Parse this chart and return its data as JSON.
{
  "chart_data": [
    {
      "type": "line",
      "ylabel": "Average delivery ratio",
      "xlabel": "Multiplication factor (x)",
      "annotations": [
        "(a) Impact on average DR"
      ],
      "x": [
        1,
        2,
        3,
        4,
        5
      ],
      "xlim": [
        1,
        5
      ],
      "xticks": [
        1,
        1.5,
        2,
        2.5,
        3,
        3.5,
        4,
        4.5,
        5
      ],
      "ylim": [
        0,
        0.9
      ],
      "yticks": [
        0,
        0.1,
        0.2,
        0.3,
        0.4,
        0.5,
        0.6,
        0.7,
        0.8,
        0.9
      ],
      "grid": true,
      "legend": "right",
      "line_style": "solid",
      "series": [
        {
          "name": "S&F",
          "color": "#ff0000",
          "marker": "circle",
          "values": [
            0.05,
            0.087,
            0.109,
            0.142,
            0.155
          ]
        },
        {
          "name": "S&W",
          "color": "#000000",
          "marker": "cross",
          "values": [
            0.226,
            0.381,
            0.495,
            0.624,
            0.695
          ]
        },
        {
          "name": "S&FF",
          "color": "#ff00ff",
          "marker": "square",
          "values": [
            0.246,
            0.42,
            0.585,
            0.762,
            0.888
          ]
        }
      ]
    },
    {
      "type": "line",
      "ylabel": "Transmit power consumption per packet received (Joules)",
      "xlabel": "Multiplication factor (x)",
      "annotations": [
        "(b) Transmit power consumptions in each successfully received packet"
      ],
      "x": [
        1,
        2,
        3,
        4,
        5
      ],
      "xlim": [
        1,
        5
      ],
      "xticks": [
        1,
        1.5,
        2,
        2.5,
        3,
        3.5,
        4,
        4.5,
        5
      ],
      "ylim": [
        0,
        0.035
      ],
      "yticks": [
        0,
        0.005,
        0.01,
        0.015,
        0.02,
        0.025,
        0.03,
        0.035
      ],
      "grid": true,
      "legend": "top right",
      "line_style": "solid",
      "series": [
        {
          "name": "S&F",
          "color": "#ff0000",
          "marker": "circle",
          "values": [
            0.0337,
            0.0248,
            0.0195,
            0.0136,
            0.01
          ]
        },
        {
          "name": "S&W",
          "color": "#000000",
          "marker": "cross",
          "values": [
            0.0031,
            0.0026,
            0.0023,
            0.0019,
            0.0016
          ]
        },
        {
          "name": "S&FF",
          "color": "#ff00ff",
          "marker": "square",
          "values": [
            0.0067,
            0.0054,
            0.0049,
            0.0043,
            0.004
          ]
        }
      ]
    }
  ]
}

**Do this**
Count how many lines hold the string "packet" and give that number alone.

**Response to this exercise**
2